• [GIVEN TASK]: Copy out all the entries word for word.
— begin AVAILABLE DATA —
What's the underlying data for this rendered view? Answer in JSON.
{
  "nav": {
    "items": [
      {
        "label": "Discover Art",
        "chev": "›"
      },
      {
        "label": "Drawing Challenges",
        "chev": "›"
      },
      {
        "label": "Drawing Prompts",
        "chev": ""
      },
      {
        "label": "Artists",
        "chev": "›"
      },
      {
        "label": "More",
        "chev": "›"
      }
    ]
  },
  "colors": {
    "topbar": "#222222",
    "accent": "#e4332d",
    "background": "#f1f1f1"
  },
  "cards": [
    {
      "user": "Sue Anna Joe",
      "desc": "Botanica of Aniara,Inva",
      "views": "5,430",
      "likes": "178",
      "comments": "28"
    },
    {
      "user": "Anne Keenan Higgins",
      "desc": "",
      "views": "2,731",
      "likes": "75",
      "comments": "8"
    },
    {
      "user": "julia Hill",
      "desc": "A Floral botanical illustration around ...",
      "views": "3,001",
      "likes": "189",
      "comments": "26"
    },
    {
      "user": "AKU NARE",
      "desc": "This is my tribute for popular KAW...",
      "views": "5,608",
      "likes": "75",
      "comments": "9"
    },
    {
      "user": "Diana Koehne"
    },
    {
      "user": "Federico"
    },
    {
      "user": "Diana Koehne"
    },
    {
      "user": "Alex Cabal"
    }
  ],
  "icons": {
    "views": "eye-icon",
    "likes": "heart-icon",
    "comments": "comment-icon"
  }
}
— end AVAILABLE DATA —
• [FULL OUTPUT]:
What's the underlying data for this rendered view? Answer in JSON.
{
  "nav": {
    "items": [
      {
        "label": "Discover Art",
        "chev": "›"
      },
      {
        "label": "Drawing Challenges",
        "chev": "›"
      },
      {
        "label": "Drawing Prompts",
        "chev": ""
      },
      {
        "label": "Artists",
        "chev": "›"
      },
      {
        "label": "More",
        "chev": "›"
      }
    ]
  },
  "colors": {
    "topbar": "#222222",
    "accent": "#e4332d",
    "background": "#f1f1f1"
  },
  "cards": [
    {
      "user": "Sue Anna Joe",
      "desc": "Botanica of Aniara,Inva",
      "views": "5,430",
      "likes": "178",
      "comments": "28"
    },
    {
      "user": "Anne Keenan Higgins",
      "desc": "",
      "views": "2,731",
      "likes": "75",
      "comments": "8"
    },
    {
      "user": "julia Hill",
      "desc": "A Floral botanical illustration around ...",
      "views": "3,001",
      "likes": "189",
      "comments": "26"
    },
    {
      "user": "AKU NARE",
      "desc": "This is my tribute for popular KAW...",
      "views": "5,608",
      "likes": "75",
      "comments": "9"
    },
    {
      "user": "Diana Koehne"
    },
    {
      "user": "Federico"
    },
    {
      "user": "Diana Koehne"
    },
    {
      "user": "Alex Cabal"
    }
  ],
  "icons": {
    "views": "eye-icon",
    "likes": "heart-icon",
    "comments": "comment-icon"
  }
}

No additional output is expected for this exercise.